**** EXERCISE MATERIALS ****
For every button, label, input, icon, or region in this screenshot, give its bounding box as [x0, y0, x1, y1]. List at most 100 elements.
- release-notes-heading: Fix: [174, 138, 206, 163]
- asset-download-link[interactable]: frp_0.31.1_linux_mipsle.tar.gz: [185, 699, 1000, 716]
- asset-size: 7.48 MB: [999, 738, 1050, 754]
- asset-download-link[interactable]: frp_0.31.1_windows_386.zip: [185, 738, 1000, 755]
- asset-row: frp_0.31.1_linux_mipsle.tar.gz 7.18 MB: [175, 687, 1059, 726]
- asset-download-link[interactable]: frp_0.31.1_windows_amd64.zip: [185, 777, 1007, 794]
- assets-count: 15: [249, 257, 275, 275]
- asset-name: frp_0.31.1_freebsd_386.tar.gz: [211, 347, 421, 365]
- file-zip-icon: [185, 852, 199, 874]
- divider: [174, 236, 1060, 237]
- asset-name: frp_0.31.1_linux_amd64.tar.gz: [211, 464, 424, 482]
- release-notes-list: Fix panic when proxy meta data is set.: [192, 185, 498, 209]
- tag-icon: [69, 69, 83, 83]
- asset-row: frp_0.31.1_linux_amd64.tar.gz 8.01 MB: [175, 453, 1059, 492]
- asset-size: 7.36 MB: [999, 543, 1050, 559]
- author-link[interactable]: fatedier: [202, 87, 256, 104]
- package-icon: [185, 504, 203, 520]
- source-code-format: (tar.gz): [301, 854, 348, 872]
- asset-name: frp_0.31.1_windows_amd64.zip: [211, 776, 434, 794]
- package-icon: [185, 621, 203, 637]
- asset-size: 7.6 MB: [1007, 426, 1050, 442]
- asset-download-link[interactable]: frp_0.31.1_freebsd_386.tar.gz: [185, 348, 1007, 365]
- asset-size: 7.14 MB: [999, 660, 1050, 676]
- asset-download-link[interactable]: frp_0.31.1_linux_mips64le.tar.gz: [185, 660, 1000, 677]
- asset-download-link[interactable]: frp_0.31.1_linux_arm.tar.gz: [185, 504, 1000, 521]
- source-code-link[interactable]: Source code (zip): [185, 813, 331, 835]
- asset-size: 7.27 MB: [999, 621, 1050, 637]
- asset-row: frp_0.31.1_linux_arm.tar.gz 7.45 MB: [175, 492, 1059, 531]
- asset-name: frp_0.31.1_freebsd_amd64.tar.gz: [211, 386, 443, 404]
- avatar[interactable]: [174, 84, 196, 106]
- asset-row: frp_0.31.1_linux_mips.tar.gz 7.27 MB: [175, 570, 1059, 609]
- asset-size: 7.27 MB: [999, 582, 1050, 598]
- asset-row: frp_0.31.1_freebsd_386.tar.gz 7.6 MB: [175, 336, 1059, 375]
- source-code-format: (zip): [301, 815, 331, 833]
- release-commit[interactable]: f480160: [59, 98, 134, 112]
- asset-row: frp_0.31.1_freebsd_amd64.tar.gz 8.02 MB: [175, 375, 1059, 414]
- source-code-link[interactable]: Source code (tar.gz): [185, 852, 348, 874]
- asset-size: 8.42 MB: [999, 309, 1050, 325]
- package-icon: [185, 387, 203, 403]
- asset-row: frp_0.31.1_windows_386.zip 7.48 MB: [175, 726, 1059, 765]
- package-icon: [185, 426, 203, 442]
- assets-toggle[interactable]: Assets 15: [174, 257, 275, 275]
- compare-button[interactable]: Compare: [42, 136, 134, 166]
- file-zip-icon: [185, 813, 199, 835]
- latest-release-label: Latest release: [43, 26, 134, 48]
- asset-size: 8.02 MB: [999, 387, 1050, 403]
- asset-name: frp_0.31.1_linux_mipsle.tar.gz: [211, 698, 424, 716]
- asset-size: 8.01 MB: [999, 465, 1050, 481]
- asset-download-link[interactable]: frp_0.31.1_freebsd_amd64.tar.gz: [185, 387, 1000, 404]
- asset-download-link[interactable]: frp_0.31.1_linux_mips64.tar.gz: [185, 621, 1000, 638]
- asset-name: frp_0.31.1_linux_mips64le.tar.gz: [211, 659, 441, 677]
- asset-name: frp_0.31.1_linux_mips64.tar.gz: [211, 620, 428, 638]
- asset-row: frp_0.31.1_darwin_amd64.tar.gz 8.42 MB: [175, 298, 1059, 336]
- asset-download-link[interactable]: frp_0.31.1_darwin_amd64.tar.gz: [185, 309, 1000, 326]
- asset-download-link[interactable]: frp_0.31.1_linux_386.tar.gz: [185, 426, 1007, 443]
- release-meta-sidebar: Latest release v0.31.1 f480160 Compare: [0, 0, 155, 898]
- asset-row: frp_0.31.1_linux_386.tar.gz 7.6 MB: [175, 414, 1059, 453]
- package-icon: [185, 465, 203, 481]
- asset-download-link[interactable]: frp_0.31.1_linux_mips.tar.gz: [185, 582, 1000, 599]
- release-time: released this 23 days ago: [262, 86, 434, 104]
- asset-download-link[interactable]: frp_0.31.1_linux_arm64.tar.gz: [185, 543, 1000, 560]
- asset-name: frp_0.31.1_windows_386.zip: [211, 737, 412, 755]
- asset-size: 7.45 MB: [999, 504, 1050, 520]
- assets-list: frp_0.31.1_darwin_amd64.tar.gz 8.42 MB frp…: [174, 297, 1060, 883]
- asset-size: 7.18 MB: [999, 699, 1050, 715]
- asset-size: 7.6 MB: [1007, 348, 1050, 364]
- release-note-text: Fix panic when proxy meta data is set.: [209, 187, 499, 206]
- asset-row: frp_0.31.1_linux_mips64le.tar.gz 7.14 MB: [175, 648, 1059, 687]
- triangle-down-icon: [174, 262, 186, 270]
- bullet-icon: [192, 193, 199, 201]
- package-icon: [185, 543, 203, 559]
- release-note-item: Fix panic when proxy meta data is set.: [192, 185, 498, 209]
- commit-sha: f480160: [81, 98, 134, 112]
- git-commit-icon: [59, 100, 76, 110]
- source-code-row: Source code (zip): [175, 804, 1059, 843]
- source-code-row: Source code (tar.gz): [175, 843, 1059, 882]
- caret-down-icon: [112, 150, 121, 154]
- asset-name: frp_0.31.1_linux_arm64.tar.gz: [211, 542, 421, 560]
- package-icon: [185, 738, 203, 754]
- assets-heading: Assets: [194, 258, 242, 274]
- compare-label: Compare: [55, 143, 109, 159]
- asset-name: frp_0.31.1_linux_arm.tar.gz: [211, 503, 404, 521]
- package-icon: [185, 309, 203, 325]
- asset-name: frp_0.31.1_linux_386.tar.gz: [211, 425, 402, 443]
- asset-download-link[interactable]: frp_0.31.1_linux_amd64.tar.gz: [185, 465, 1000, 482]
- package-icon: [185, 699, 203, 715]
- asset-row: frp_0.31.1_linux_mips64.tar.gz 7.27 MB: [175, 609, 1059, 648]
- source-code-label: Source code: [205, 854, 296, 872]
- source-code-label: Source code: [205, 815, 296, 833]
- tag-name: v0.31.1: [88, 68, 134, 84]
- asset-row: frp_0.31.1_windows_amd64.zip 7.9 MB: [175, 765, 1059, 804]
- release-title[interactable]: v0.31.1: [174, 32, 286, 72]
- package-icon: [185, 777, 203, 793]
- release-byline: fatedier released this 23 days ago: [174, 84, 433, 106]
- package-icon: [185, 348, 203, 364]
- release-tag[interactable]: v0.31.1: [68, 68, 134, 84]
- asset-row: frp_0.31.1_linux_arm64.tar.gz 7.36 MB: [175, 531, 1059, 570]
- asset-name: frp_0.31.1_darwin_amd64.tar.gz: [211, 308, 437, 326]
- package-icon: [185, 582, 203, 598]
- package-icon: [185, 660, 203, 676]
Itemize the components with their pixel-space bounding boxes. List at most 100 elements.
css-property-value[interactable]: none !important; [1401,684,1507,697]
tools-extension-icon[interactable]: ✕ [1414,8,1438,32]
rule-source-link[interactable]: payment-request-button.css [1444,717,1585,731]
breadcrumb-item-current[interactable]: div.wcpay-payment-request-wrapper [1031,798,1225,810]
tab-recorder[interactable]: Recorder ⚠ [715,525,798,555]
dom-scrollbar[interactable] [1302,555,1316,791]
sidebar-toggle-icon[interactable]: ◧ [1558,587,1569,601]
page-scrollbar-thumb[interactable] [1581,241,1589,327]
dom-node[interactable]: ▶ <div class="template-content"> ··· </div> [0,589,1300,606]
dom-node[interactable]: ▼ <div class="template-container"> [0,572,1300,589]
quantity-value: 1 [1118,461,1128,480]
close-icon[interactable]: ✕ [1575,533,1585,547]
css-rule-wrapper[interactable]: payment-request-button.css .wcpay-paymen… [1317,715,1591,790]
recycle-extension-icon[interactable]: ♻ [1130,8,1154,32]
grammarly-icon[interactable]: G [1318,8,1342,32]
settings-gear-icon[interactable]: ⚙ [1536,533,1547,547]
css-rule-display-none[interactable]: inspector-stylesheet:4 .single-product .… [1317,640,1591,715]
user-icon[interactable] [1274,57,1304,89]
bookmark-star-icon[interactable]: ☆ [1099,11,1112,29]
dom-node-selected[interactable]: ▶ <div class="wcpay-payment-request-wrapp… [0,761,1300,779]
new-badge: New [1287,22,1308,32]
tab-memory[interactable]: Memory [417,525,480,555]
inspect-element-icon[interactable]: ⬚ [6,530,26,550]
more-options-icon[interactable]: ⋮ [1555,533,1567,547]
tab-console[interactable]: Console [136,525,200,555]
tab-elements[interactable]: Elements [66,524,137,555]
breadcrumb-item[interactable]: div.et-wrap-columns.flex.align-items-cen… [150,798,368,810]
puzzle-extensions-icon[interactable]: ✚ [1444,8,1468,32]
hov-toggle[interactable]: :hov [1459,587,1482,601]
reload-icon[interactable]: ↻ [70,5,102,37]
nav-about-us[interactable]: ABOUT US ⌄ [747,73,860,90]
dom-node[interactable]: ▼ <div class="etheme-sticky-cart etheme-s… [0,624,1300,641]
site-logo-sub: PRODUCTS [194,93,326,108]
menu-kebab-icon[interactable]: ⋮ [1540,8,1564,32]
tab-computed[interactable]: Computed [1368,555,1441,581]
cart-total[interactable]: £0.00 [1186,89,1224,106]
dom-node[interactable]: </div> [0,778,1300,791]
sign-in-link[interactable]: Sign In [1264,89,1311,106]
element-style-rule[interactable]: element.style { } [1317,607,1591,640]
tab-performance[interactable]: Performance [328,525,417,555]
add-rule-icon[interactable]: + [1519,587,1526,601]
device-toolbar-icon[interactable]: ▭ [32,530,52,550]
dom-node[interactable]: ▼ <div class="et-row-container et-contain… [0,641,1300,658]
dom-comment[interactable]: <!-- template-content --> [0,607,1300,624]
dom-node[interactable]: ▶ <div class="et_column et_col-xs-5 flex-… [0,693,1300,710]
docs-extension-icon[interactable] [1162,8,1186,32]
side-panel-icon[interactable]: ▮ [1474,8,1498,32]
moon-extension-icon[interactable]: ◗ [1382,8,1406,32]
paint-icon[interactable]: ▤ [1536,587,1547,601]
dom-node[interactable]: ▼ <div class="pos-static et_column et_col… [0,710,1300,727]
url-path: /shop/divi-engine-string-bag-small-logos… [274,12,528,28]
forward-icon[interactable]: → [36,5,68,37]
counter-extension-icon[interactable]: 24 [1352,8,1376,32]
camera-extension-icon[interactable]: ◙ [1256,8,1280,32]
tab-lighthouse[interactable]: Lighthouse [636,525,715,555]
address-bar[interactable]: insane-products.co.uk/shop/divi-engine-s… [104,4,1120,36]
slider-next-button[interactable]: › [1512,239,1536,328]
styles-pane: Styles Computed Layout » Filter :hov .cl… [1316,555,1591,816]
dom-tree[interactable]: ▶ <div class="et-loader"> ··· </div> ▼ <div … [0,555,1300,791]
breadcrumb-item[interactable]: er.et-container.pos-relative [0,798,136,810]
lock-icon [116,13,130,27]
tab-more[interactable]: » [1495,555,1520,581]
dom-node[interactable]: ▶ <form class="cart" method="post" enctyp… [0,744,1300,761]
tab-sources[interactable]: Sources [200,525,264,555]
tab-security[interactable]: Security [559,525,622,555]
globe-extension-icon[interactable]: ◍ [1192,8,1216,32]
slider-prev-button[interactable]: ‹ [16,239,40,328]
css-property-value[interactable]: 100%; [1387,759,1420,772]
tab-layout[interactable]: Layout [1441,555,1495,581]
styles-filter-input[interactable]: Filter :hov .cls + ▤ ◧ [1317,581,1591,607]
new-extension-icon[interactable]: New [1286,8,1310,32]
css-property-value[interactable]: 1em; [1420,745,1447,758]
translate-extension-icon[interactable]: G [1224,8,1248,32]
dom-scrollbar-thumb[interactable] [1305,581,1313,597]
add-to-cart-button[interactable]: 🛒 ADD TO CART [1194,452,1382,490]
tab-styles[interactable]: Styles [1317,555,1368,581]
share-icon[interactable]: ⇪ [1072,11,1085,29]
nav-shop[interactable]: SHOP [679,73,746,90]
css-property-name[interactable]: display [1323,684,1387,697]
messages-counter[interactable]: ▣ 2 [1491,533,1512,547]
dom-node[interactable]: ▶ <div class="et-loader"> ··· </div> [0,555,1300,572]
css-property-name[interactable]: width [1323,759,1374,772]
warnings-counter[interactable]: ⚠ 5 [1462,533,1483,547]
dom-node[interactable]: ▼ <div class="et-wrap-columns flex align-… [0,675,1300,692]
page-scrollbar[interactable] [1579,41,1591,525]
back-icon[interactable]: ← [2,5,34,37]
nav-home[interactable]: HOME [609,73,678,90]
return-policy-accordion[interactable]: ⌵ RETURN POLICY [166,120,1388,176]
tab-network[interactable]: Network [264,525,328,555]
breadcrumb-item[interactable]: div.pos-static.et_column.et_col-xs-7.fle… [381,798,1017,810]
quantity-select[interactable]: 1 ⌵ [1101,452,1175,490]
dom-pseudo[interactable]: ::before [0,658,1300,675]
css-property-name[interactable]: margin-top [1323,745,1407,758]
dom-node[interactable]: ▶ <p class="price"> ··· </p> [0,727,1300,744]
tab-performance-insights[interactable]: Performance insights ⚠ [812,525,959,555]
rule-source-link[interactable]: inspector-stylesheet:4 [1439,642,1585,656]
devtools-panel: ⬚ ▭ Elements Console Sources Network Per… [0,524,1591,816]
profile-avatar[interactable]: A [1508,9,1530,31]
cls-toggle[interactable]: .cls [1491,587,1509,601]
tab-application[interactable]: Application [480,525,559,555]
****
*EXERCISE*:
Echo everything from the very beginning of the material above down to and including the line that contains "- release-notes-heading: Fix: [174, 138, 206, 163]", reproducing each line character for character.

*RESULT BELOW*:
For every button, label, input, icon, or region in this screenshot, give its bounding box as [x0, y0, x1, y1]. List at most 100 elements.
- release-notes-heading: Fix: [174, 138, 206, 163]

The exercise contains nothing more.